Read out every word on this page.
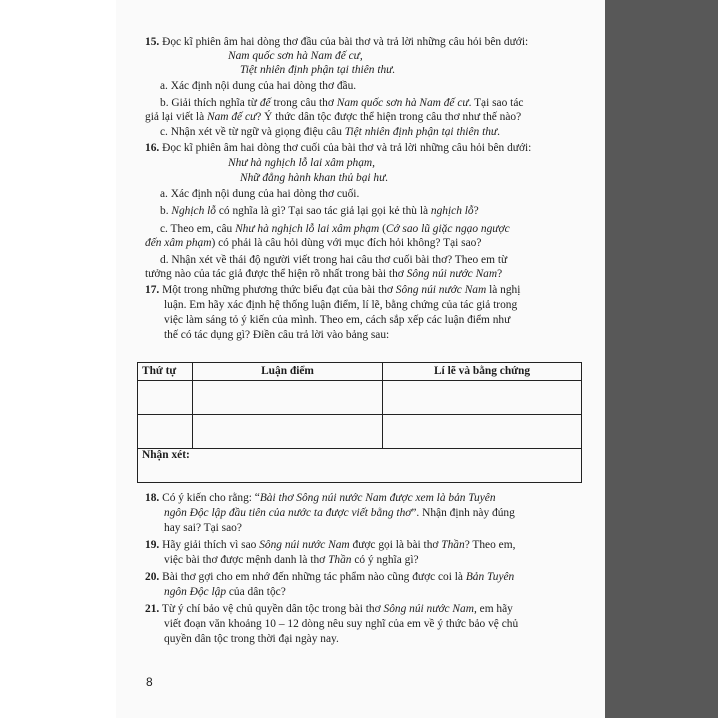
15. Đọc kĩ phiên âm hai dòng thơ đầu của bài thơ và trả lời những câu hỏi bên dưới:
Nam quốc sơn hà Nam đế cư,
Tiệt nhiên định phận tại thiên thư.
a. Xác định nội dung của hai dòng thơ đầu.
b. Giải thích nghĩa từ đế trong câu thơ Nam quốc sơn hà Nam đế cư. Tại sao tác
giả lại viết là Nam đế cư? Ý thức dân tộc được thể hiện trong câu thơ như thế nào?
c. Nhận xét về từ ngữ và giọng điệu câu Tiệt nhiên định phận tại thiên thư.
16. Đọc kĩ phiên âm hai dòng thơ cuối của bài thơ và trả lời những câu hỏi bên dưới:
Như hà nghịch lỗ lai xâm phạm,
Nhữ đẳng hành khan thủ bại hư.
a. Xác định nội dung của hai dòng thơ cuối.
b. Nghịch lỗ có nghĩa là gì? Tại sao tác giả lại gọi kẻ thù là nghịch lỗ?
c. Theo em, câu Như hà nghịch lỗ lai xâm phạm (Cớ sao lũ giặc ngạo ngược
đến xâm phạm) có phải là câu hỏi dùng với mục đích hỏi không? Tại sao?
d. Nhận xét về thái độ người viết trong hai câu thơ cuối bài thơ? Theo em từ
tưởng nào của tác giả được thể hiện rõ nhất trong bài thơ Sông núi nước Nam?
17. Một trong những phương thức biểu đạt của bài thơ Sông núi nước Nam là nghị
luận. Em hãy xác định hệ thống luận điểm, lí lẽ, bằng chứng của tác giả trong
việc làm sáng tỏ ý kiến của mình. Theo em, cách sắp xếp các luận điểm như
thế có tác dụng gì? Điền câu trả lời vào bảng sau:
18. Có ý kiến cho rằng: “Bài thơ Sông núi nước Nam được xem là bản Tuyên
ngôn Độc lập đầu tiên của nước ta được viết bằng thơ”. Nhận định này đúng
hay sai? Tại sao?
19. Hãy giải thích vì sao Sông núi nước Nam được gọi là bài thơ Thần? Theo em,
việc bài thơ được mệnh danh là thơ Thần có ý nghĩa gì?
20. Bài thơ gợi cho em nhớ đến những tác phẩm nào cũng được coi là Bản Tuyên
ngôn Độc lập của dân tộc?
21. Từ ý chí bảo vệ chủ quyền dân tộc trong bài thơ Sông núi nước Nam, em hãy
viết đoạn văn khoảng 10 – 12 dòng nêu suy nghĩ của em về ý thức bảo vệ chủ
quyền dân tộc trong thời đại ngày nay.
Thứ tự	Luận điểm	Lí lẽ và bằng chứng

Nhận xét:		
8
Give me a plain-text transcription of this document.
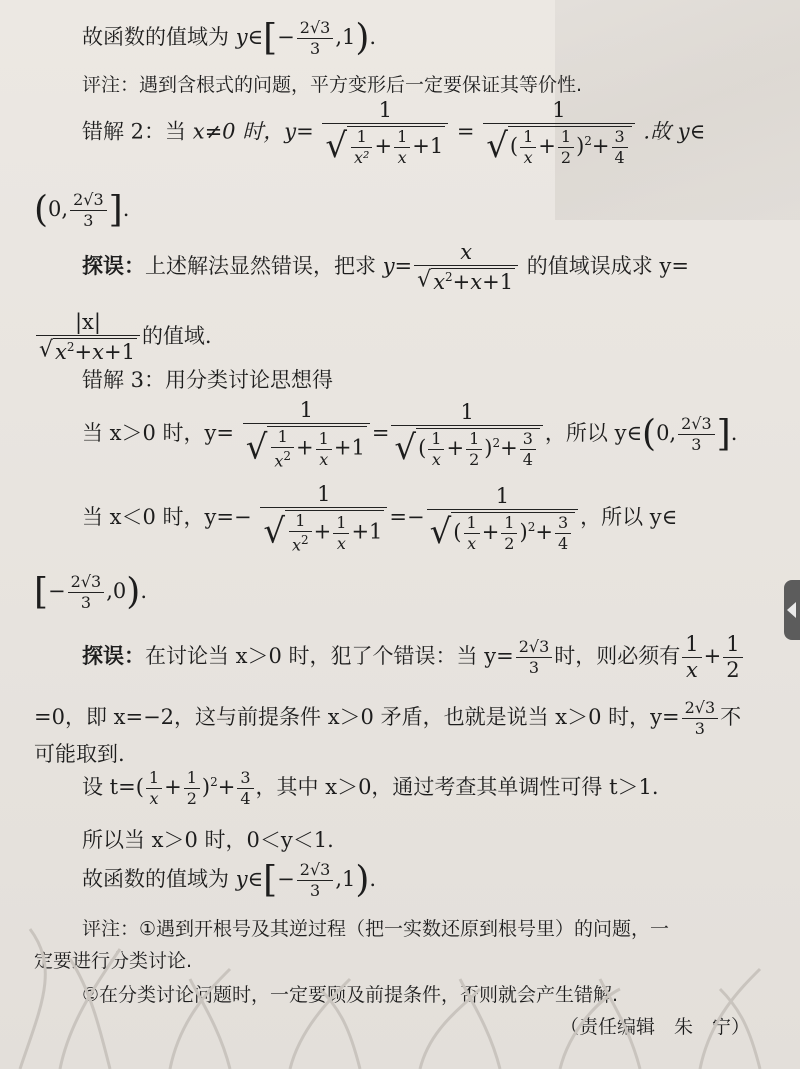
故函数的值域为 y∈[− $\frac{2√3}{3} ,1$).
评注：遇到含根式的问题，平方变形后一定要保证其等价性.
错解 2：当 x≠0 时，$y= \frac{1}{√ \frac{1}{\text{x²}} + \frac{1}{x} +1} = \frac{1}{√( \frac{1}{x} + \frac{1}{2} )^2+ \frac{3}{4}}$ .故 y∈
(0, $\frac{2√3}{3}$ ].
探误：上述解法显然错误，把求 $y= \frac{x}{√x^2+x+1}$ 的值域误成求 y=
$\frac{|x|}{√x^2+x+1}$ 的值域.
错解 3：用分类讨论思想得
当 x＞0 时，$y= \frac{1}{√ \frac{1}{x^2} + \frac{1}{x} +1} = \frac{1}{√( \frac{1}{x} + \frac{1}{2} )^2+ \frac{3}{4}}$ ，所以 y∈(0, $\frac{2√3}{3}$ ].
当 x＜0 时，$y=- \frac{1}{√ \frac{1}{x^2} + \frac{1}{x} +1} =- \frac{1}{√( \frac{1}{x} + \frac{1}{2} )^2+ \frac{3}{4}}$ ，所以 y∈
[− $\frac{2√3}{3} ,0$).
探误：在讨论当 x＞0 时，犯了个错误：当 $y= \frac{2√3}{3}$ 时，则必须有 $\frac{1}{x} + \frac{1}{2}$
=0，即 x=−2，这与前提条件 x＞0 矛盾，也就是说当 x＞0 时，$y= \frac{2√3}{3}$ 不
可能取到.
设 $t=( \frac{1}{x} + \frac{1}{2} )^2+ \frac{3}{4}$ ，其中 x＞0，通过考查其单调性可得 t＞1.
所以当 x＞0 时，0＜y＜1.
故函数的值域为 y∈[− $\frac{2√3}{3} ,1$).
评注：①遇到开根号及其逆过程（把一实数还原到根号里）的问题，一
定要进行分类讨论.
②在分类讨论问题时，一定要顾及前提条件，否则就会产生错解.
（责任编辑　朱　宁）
--
Drop the images and quote the entries word for word.

**Correct result**
Read out every word on this page.
15. Đọc kĩ phiên âm hai dòng thơ đầu của bài thơ và trả lời những câu hỏi bên dưới:
Nam quốc sơn hà Nam đế cư,
Tiệt nhiên định phận tại thiên thư.
a. Xác định nội dung của hai dòng thơ đầu.
b. Giải thích nghĩa từ đế trong câu thơ Nam quốc sơn hà Nam đế cư. Tại sao tác
giả lại viết là Nam đế cư? Ý thức dân tộc được thể hiện trong câu thơ như thế nào?
c. Nhận xét về từ ngữ và giọng điệu câu Tiệt nhiên định phận tại thiên thư.
16. Đọc kĩ phiên âm hai dòng thơ cuối của bài thơ và trả lời những câu hỏi bên dưới:
Như hà nghịch lỗ lai xâm phạm,
Nhữ đẳng hành khan thủ bại hư.
a. Xác định nội dung của hai dòng thơ cuối.
b. Nghịch lỗ có nghĩa là gì? Tại sao tác giả lại gọi kẻ thù là nghịch lỗ?
c. Theo em, câu Như hà nghịch lỗ lai xâm phạm (Cớ sao lũ giặc ngạo ngược
đến xâm phạm) có phải là câu hỏi dùng với mục đích hỏi không? Tại sao?
d. Nhận xét về thái độ người viết trong hai câu thơ cuối bài thơ? Theo em từ
tưởng nào của tác giả được thể hiện rõ nhất trong bài thơ Sông núi nước Nam?
17. Một trong những phương thức biểu đạt của bài thơ Sông núi nước Nam là nghị
luận. Em hãy xác định hệ thống luận điểm, lí lẽ, bằng chứng của tác giả trong
việc làm sáng tỏ ý kiến của mình. Theo em, cách sắp xếp các luận điểm như
thế có tác dụng gì? Điền câu trả lời vào bảng sau:
18. Có ý kiến cho rằng: “Bài thơ Sông núi nước Nam được xem là bản Tuyên
ngôn Độc lập đầu tiên của nước ta được viết bằng thơ”. Nhận định này đúng
hay sai? Tại sao?
19. Hãy giải thích vì sao Sông núi nước Nam được gọi là bài thơ Thần? Theo em,
việc bài thơ được mệnh danh là thơ Thần có ý nghĩa gì?
20. Bài thơ gợi cho em nhớ đến những tác phẩm nào cũng được coi là Bản Tuyên
ngôn Độc lập của dân tộc?
21. Từ ý chí bảo vệ chủ quyền dân tộc trong bài thơ Sông núi nước Nam, em hãy
viết đoạn văn khoảng 10 – 12 dòng nêu suy nghĩ của em về ý thức bảo vệ chủ
quyền dân tộc trong thời đại ngày nay.
Thứ tự	Luận điểm	Lí lẽ và bằng chứng

Nhận xét:		
8
Give me a plain-text transcription of this document.
故函数的值域为 y∈[− $\frac{2√3}{3} ,1$).
评注：遇到含根式的问题，平方变形后一定要保证其等价性.
错解 2：当 x≠0 时，$y= \frac{1}{√ \frac{1}{\text{x²}} + \frac{1}{x} +1} = \frac{1}{√( \frac{1}{x} + \frac{1}{2} )^2+ \frac{3}{4}}$ .故 y∈
(0, $\frac{2√3}{3}$ ].
探误：上述解法显然错误，把求 $y= \frac{x}{√x^2+x+1}$ 的值域误成求 y=
$\frac{|x|}{√x^2+x+1}$ 的值域.
错解 3：用分类讨论思想得
当 x＞0 时，$y= \frac{1}{√ \frac{1}{x^2} + \frac{1}{x} +1} = \frac{1}{√( \frac{1}{x} + \frac{1}{2} )^2+ \frac{3}{4}}$ ，所以 y∈(0, $\frac{2√3}{3}$ ].
当 x＜0 时，$y=- \frac{1}{√ \frac{1}{x^2} + \frac{1}{x} +1} =- \frac{1}{√( \frac{1}{x} + \frac{1}{2} )^2+ \frac{3}{4}}$ ，所以 y∈
[− $\frac{2√3}{3} ,0$).
探误：在讨论当 x＞0 时，犯了个错误：当 $y= \frac{2√3}{3}$ 时，则必须有 $\frac{1}{x} + \frac{1}{2}$
=0，即 x=−2，这与前提条件 x＞0 矛盾，也就是说当 x＞0 时，$y= \frac{2√3}{3}$ 不
可能取到.
设 $t=( \frac{1}{x} + \frac{1}{2} )^2+ \frac{3}{4}$ ，其中 x＞0，通过考查其单调性可得 t＞1.
所以当 x＞0 时，0＜y＜1.
故函数的值域为 y∈[− $\frac{2√3}{3} ,1$).
评注：①遇到开根号及其逆过程（把一实数还原到根号里）的问题，一
定要进行分类讨论.
②在分类讨论问题时，一定要顾及前提条件，否则就会产生错解.
（责任编辑　朱　宁）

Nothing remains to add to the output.